→ **Directive**
Reproduce the material in full, exactly as written.

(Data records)
· · · · ·

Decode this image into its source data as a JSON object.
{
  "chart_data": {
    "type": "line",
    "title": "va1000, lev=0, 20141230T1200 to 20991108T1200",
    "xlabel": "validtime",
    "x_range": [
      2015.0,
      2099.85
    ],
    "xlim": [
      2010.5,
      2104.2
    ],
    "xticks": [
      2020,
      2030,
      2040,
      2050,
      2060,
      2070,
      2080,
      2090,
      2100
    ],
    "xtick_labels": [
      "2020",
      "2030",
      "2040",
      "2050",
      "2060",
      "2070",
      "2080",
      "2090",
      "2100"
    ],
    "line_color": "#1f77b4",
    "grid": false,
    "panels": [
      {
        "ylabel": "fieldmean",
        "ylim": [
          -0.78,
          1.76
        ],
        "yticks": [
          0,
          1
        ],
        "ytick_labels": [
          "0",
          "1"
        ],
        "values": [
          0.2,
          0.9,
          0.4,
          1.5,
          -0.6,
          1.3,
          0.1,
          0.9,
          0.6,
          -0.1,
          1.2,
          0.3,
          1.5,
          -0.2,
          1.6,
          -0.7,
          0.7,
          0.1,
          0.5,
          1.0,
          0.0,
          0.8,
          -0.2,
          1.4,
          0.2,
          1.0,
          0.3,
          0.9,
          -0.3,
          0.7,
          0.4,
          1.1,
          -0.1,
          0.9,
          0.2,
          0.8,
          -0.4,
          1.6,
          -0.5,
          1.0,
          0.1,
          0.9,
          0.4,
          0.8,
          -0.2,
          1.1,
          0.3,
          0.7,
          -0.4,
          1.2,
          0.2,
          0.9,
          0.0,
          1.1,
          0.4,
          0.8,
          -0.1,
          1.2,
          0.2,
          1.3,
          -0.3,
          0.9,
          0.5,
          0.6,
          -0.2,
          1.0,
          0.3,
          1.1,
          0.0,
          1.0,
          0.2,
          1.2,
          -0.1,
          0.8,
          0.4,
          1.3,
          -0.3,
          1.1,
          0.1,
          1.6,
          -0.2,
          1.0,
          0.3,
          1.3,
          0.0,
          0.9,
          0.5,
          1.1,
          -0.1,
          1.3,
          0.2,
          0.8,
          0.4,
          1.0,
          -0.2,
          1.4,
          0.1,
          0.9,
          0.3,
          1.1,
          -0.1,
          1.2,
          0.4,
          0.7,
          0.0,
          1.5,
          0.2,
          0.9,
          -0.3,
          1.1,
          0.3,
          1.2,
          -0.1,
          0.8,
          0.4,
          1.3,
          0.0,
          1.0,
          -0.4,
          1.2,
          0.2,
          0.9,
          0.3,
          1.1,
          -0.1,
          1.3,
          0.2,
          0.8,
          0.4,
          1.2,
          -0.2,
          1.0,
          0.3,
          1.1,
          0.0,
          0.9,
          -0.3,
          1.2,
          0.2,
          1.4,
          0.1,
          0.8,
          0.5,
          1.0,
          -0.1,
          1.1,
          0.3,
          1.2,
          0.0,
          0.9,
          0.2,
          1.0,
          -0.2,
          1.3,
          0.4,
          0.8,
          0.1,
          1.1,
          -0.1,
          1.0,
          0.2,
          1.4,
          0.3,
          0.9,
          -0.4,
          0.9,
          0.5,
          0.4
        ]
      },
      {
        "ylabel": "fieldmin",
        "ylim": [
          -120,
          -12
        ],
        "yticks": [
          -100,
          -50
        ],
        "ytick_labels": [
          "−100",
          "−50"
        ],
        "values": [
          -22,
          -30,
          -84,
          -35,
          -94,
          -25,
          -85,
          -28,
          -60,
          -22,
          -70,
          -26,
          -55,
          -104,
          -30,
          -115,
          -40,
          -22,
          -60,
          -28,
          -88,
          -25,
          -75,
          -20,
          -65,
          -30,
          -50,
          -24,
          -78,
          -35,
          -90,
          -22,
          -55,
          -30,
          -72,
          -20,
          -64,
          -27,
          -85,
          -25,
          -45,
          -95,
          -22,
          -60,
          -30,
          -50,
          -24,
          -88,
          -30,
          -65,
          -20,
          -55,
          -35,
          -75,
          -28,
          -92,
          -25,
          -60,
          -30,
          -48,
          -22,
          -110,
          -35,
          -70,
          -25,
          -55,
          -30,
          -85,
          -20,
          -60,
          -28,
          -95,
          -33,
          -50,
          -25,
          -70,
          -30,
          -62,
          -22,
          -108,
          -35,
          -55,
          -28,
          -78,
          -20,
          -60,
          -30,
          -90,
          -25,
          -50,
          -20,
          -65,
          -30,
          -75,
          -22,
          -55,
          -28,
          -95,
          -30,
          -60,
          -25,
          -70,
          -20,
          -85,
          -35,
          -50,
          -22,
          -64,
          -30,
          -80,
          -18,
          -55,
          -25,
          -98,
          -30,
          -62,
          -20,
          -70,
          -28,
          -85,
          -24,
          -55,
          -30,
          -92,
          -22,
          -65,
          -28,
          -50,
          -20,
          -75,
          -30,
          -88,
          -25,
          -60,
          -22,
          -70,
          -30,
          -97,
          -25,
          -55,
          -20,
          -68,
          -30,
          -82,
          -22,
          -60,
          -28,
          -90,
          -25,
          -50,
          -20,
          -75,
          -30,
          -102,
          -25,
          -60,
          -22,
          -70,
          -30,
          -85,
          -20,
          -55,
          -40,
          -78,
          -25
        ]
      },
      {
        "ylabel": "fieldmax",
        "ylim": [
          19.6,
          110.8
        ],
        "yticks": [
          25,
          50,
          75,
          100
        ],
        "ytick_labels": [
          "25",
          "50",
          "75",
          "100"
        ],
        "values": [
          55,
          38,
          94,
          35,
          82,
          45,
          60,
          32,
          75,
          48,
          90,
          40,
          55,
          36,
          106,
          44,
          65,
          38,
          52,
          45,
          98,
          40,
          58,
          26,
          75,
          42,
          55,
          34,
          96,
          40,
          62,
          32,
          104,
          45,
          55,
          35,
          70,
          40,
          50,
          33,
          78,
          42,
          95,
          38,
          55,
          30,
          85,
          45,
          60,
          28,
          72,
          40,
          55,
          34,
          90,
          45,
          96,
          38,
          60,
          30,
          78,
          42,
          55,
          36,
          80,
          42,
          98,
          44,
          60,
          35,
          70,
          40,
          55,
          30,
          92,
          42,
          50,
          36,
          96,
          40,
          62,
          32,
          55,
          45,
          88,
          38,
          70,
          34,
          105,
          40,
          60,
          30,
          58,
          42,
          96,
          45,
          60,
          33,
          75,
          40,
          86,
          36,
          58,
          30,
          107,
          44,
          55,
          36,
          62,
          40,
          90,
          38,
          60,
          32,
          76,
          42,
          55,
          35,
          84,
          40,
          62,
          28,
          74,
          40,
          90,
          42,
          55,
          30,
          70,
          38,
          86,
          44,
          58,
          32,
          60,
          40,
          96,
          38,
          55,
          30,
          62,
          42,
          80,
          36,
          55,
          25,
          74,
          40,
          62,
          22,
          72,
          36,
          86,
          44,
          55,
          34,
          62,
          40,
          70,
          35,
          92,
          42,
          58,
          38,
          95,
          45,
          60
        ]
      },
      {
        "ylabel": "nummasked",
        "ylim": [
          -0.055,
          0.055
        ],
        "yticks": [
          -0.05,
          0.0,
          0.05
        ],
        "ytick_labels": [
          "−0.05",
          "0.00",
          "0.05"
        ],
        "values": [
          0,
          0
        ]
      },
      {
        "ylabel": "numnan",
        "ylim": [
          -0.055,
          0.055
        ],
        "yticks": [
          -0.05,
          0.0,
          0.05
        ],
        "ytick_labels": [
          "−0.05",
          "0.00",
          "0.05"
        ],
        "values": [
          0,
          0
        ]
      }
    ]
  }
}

· · · · ·

→ **Response to this exercise**
Decode this image into its source data as a JSON object.
{
  "chart_data": {
    "type": "line",
    "title": "va1000, lev=0, 20141230T1200 to 20991108T1200",
    "xlabel": "validtime",
    "x_range": [
      2015.0,
      2099.85
    ],
    "xlim": [
      2010.5,
      2104.2
    ],
    "xticks": [
      2020,
      2030,
      2040,
      2050,
      2060,
      2070,
      2080,
      2090,
      2100
    ],
    "xtick_labels": [
      "2020",
      "2030",
      "2040",
      "2050",
      "2060",
      "2070",
      "2080",
      "2090",
      "2100"
    ],
    "line_color": "#1f77b4",
    "grid": false,
    "panels": [
      {
        "ylabel": "fieldmean",
        "ylim": [
          -0.78,
          1.76
        ],
        "yticks": [
          0,
          1
        ],
        "ytick_labels": [
          "0",
          "1"
        ],
        "values": [
          0.2,
          0.9,
          0.4,
          1.5,
          -0.6,
          1.3,
          0.1,
          0.9,
          0.6,
          -0.1,
          1.2,
          0.3,
          1.5,
          -0.2,
          1.6,
          -0.7,
          0.7,
          0.1,
          0.5,
          1.0,
          0.0,
          0.8,
          -0.2,
          1.4,
          0.2,
          1.0,
          0.3,
          0.9,
          -0.3,
          0.7,
          0.4,
          1.1,
          -0.1,
          0.9,
          0.2,
          0.8,
          -0.4,
          1.6,
          -0.5,
          1.0,
          0.1,
          0.9,
          0.4,
          0.8,
          -0.2,
          1.1,
          0.3,
          0.7,
          -0.4,
          1.2,
          0.2,
          0.9,
          0.0,
          1.1,
          0.4,
          0.8,
          -0.1,
          1.2,
          0.2,
          1.3,
          -0.3,
          0.9,
          0.5,
          0.6,
          -0.2,
          1.0,
          0.3,
          1.1,
          0.0,
          1.0,
          0.2,
          1.2,
          -0.1,
          0.8,
          0.4,
          1.3,
          -0.3,
          1.1,
          0.1,
          1.6,
          -0.2,
          1.0,
          0.3,
          1.3,
          0.0,
          0.9,
          0.5,
          1.1,
          -0.1,
          1.3,
          0.2,
          0.8,
          0.4,
          1.0,
          -0.2,
          1.4,
          0.1,
          0.9,
          0.3,
          1.1,
          -0.1,
          1.2,
          0.4,
          0.7,
          0.0,
          1.5,
          0.2,
          0.9,
          -0.3,
          1.1,
          0.3,
          1.2,
          -0.1,
          0.8,
          0.4,
          1.3,
          0.0,
          1.0,
          -0.4,
          1.2,
          0.2,
          0.9,
          0.3,
          1.1,
          -0.1,
          1.3,
          0.2,
          0.8,
          0.4,
          1.2,
          -0.2,
          1.0,
          0.3,
          1.1,
          0.0,
          0.9,
          -0.3,
          1.2,
          0.2,
          1.4,
          0.1,
          0.8,
          0.5,
          1.0,
          -0.1,
          1.1,
          0.3,
          1.2,
          0.0,
          0.9,
          0.2,
          1.0,
          -0.2,
          1.3,
          0.4,
          0.8,
          0.1,
          1.1,
          -0.1,
          1.0,
          0.2,
          1.4,
          0.3,
          0.9,
          -0.4,
          0.9,
          0.5,
          0.4
        ]
      },
      {
        "ylabel": "fieldmin",
        "ylim": [
          -120,
          -12
        ],
        "yticks": [
          -100,
          -50
        ],
        "ytick_labels": [
          "−100",
          "−50"
        ],
        "values": [
          -22,
          -30,
          -84,
          -35,
          -94,
          -25,
          -85,
          -28,
          -60,
          -22,
          -70,
          -26,
          -55,
          -104,
          -30,
          -115,
          -40,
          -22,
          -60,
          -28,
          -88,
          -25,
          -75,
          -20,
          -65,
          -30,
          -50,
          -24,
          -78,
          -35,
          -90,
          -22,
          -55,
          -30,
          -72,
          -20,
          -64,
          -27,
          -85,
          -25,
          -45,
          -95,
          -22,
          -60,
          -30,
          -50,
          -24,
          -88,
          -30,
          -65,
          -20,
          -55,
          -35,
          -75,
          -28,
          -92,
          -25,
          -60,
          -30,
          -48,
          -22,
          -110,
          -35,
          -70,
          -25,
          -55,
          -30,
          -85,
          -20,
          -60,
          -28,
          -95,
          -33,
          -50,
          -25,
          -70,
          -30,
          -62,
          -22,
          -108,
          -35,
          -55,
          -28,
          -78,
          -20,
          -60,
          -30,
          -90,
          -25,
          -50,
          -20,
          -65,
          -30,
          -75,
          -22,
          -55,
          -28,
          -95,
          -30,
          -60,
          -25,
          -70,
          -20,
          -85,
          -35,
          -50,
          -22,
          -64,
          -30,
          -80,
          -18,
          -55,
          -25,
          -98,
          -30,
          -62,
          -20,
          -70,
          -28,
          -85,
          -24,
          -55,
          -30,
          -92,
          -22,
          -65,
          -28,
          -50,
          -20,
          -75,
          -30,
          -88,
          -25,
          -60,
          -22,
          -70,
          -30,
          -97,
          -25,
          -55,
          -20,
          -68,
          -30,
          -82,
          -22,
          -60,
          -28,
          -90,
          -25,
          -50,
          -20,
          -75,
          -30,
          -102,
          -25,
          -60,
          -22,
          -70,
          -30,
          -85,
          -20,
          -55,
          -40,
          -78,
          -25
        ]
      },
      {
        "ylabel": "fieldmax",
        "ylim": [
          19.6,
          110.8
        ],
        "yticks": [
          25,
          50,
          75,
          100
        ],
        "ytick_labels": [
          "25",
          "50",
          "75",
          "100"
        ],
        "values": [
          55,
          38,
          94,
          35,
          82,
          45,
          60,
          32,
          75,
          48,
          90,
          40,
          55,
          36,
          106,
          44,
          65,
          38,
          52,
          45,
          98,
          40,
          58,
          26,
          75,
          42,
          55,
          34,
          96,
          40,
          62,
          32,
          104,
          45,
          55,
          35,
          70,
          40,
          50,
          33,
          78,
          42,
          95,
          38,
          55,
          30,
          85,
          45,
          60,
          28,
          72,
          40,
          55,
          34,
          90,
          45,
          96,
          38,
          60,
          30,
          78,
          42,
          55,
          36,
          80,
          42,
          98,
          44,
          60,
          35,
          70,
          40,
          55,
          30,
          92,
          42,
          50,
          36,
          96,
          40,
          62,
          32,
          55,
          45,
          88,
          38,
          70,
          34,
          105,
          40,
          60,
          30,
          58,
          42,
          96,
          45,
          60,
          33,
          75,
          40,
          86,
          36,
          58,
          30,
          107,
          44,
          55,
          36,
          62,
          40,
          90,
          38,
          60,
          32,
          76,
          42,
          55,
          35,
          84,
          40,
          62,
          28,
          74,
          40,
          90,
          42,
          55,
          30,
          70,
          38,
          86,
          44,
          58,
          32,
          60,
          40,
          96,
          38,
          55,
          30,
          62,
          42,
          80,
          36,
          55,
          25,
          74,
          40,
          62,
          22,
          72,
          36,
          86,
          44,
          55,
          34,
          62,
          40,
          70,
          35,
          92,
          42,
          58,
          38,
          95,
          45,
          60
        ]
      },
      {
        "ylabel": "nummasked",
        "ylim": [
          -0.055,
          0.055
        ],
        "yticks": [
          -0.05,
          0.0,
          0.05
        ],
        "ytick_labels": [
          "−0.05",
          "0.00",
          "0.05"
        ],
        "values": [
          0,
          0
        ]
      },
      {
        "ylabel": "numnan",
        "ylim": [
          -0.055,
          0.055
        ],
        "yticks": [
          -0.05,
          0.0,
          0.05
        ],
        "ytick_labels": [
          "−0.05",
          "0.00",
          "0.05"
        ],
        "values": [
          0,
          0
        ]
      }
    ]
  }
}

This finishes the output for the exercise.